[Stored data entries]
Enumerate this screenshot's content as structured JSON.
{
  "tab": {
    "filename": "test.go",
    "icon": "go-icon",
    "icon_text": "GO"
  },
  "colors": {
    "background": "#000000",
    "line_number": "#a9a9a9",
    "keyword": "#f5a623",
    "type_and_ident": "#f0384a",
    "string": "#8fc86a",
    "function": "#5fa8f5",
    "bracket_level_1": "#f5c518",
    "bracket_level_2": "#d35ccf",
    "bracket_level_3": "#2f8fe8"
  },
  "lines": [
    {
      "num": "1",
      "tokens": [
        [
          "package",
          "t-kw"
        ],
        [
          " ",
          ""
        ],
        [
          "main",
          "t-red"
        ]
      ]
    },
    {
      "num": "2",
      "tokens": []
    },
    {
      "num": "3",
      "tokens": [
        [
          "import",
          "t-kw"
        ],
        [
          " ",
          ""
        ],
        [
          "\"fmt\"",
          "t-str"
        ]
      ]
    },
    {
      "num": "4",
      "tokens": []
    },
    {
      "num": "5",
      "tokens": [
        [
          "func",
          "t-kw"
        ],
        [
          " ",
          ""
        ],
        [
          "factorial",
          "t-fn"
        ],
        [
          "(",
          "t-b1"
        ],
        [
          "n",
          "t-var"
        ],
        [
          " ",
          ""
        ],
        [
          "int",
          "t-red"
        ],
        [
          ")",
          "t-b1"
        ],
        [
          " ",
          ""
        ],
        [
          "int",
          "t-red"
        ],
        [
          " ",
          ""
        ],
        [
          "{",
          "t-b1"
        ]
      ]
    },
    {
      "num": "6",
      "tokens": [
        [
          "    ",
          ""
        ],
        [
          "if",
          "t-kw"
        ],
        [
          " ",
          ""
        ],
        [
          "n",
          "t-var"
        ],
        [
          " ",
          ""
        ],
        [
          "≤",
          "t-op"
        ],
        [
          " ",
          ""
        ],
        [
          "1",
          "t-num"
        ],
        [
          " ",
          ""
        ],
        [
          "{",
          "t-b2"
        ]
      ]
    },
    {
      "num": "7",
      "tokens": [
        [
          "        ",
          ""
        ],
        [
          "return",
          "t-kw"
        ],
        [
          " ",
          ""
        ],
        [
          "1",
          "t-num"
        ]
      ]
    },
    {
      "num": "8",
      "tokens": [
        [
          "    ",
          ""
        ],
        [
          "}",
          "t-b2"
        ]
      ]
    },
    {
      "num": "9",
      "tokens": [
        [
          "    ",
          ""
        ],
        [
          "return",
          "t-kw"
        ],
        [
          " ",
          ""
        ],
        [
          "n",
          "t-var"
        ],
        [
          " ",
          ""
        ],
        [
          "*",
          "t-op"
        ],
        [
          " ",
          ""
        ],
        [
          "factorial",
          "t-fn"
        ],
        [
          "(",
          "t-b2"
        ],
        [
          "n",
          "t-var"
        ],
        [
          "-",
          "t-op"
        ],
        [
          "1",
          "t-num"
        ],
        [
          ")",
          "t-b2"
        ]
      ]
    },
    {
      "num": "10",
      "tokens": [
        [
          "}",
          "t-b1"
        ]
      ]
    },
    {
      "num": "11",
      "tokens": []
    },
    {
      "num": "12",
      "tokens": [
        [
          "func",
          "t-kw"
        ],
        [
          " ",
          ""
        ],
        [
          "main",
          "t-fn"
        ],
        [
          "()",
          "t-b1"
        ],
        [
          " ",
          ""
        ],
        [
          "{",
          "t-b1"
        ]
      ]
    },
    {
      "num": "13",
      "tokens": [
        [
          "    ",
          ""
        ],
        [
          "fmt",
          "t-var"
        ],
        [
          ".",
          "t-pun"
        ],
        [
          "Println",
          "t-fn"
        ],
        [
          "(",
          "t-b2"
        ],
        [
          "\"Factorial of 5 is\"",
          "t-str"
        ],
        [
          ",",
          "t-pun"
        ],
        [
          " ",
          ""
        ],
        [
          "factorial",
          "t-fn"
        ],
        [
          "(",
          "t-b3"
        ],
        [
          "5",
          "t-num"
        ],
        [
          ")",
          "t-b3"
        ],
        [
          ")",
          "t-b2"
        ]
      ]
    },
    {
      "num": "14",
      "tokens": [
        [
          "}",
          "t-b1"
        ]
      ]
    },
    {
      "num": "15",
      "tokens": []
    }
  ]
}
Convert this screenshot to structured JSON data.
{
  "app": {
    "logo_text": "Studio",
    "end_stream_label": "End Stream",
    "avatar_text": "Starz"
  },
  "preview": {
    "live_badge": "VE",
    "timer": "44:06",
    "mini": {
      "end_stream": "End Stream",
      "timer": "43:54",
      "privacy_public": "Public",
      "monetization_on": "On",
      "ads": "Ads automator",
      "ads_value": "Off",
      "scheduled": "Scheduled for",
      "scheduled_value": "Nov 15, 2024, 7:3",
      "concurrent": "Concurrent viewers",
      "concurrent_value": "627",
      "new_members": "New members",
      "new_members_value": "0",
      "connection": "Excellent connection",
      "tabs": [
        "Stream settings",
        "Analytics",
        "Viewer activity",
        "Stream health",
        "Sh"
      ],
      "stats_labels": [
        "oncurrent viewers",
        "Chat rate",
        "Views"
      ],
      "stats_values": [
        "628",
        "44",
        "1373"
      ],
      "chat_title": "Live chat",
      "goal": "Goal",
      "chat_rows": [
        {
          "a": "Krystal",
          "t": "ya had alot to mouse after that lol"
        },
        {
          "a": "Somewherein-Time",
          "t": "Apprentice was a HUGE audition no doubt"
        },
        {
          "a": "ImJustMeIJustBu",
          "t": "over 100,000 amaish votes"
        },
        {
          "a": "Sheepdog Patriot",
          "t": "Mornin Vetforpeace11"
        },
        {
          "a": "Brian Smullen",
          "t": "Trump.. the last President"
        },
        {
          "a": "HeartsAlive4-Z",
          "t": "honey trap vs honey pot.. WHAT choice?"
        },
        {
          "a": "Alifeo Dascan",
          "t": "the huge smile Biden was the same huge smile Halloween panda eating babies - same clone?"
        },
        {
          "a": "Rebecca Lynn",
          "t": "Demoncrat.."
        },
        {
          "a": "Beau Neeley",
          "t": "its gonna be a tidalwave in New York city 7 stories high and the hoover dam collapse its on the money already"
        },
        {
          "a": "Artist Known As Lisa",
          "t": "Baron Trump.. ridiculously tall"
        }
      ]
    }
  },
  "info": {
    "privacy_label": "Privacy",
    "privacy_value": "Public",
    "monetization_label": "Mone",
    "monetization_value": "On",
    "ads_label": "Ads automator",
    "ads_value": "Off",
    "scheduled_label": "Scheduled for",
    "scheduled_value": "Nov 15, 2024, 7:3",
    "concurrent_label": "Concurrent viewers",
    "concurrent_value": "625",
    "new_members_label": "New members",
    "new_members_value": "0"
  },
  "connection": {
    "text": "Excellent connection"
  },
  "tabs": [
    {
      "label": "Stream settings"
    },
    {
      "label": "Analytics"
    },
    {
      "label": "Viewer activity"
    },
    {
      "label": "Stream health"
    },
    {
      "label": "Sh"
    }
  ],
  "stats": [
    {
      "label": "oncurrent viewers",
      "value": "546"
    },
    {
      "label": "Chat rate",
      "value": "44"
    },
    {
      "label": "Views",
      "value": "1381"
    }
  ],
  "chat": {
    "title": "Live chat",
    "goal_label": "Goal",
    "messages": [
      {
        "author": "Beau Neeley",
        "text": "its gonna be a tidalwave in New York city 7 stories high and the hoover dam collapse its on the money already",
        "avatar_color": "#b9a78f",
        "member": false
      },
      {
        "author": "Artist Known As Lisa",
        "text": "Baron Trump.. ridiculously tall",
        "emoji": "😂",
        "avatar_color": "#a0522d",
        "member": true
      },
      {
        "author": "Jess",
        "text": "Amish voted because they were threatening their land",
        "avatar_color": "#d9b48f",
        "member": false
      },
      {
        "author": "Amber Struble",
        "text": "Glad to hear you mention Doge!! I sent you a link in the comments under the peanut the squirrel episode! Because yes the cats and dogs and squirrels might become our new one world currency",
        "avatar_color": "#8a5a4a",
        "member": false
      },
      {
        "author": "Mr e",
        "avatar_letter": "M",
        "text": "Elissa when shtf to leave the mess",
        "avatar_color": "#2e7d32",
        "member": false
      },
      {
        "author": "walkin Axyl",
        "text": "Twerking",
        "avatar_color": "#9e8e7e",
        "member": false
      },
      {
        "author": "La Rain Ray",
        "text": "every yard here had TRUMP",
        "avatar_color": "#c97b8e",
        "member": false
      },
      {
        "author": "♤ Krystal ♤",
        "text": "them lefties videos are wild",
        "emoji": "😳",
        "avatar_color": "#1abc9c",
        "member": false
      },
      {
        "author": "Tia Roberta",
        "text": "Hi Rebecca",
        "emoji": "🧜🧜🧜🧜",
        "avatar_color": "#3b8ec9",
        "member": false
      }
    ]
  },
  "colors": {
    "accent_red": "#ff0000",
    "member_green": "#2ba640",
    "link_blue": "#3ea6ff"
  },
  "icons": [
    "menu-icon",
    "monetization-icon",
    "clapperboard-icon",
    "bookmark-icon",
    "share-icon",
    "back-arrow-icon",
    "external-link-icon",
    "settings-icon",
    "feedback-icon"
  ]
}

→ **WHAT TO DO**
Identify and copy lines that hold the string "stories".

→ **RESULT OF THE EXERCISE**
          "t": "its gonna be a tidalwave in New York city 7 stories high and the hoover dam collapse its on the money already"
        "text": "its gonna be a tidalwave in New York city 7 stories high and the hoover dam collapse its on the money already",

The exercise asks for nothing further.